--- Data records ---

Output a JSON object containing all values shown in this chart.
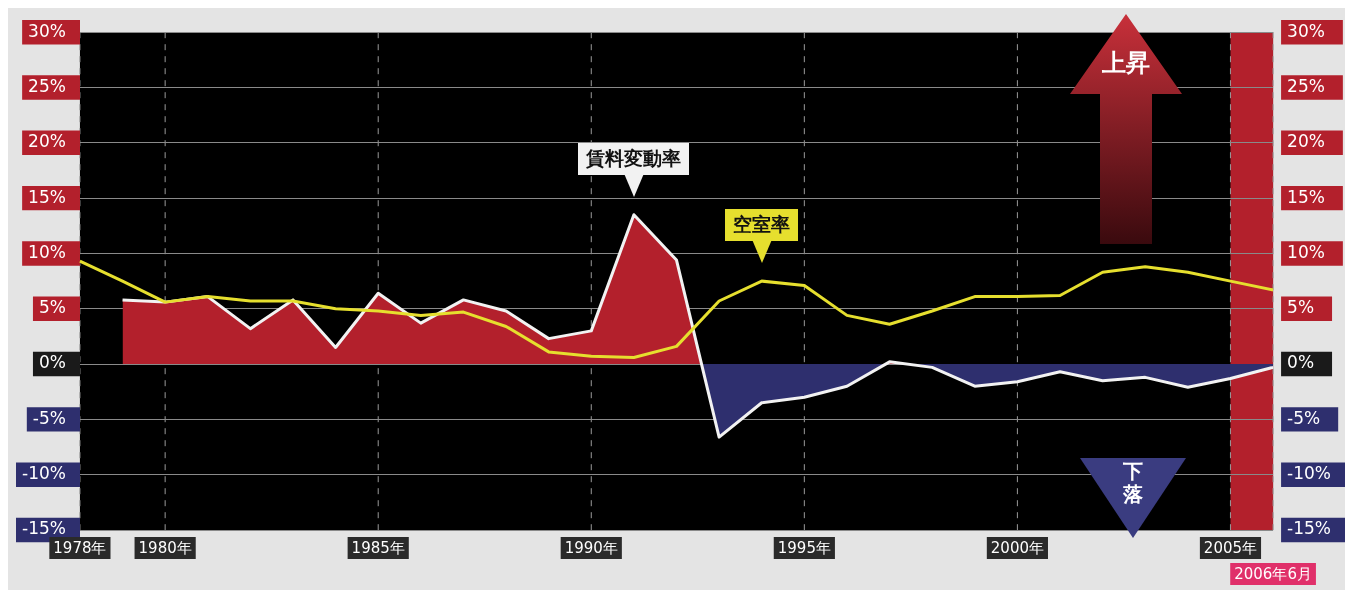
{
  "chart_data": {
    "type": "line",
    "categories": [
      "1978年",
      null,
      "1980年",
      null,
      null,
      null,
      null,
      "1985年",
      null,
      null,
      null,
      null,
      "1990年",
      null,
      null,
      null,
      null,
      "1995年",
      null,
      null,
      null,
      null,
      "2000年",
      null,
      null,
      null,
      null,
      "2005年",
      "2006年6月"
    ],
    "series": [
      {
        "name": "賃料変動率",
        "type": "area",
        "color": "#b3202c",
        "values": [
          null,
          5.8,
          5.6,
          6.1,
          3.2,
          5.8,
          1.5,
          6.4,
          3.7,
          5.8,
          4.8,
          2.3,
          3.0,
          13.5,
          9.4,
          -6.6,
          -3.5,
          -3.0,
          -2.0,
          0.2,
          -0.3,
          -2.0,
          -1.6,
          -0.7,
          -1.5,
          -1.2,
          -2.1,
          -1.3,
          -0.3
        ]
      },
      {
        "name": "空室率",
        "type": "line",
        "color": "#e6df2e",
        "values": [
          9.3,
          7.5,
          5.6,
          6.1,
          5.7,
          5.7,
          5.0,
          4.8,
          4.4,
          4.7,
          3.4,
          1.1,
          0.7,
          0.6,
          1.6,
          5.7,
          7.5,
          7.1,
          4.4,
          3.6,
          4.8,
          6.1,
          6.1,
          6.2,
          8.3,
          8.8,
          8.3,
          7.5,
          6.7
        ]
      }
    ],
    "ylim": [
      -15,
      30
    ],
    "yticks": [
      {
        "value": -15,
        "label": "-15%"
      },
      {
        "value": -10,
        "label": "-10%"
      },
      {
        "value": -5,
        "label": "-5%"
      },
      {
        "value": 0,
        "label": "0%"
      },
      {
        "value": 5,
        "label": "5%"
      },
      {
        "value": 10,
        "label": "10%"
      },
      {
        "value": 15,
        "label": "15%"
      },
      {
        "value": 20,
        "label": "20%"
      },
      {
        "value": 25,
        "label": "25%"
      },
      {
        "value": 30,
        "label": "30%"
      }
    ],
    "y2lim": [
      -15,
      30
    ],
    "y2ticks": [
      {
        "value": -15,
        "label": "-15%"
      },
      {
        "value": -10,
        "label": "-10%"
      },
      {
        "value": -5,
        "label": "-5%"
      },
      {
        "value": 0,
        "label": "0%"
      },
      {
        "value": 5,
        "label": "5%"
      },
      {
        "value": 10,
        "label": "10%"
      },
      {
        "value": 15,
        "label": "15%"
      },
      {
        "value": 20,
        "label": "20%"
      },
      {
        "value": 25,
        "label": "25%"
      },
      {
        "value": 30,
        "label": "30%"
      }
    ],
    "bands": [
      {
        "axis": "x",
        "from": "2005年",
        "to": "2006年6月",
        "color": "#b3202c"
      }
    ],
    "annotations": [
      "上昇",
      "下落"
    ],
    "grid": true,
    "legend": false
  }
}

---

- Requirements
Gather up, from the records above, each line where the word "color" appears.

- The output
        "color": "#b3202c",
        "color": "#e6df2e",
        "color": "#b3202c"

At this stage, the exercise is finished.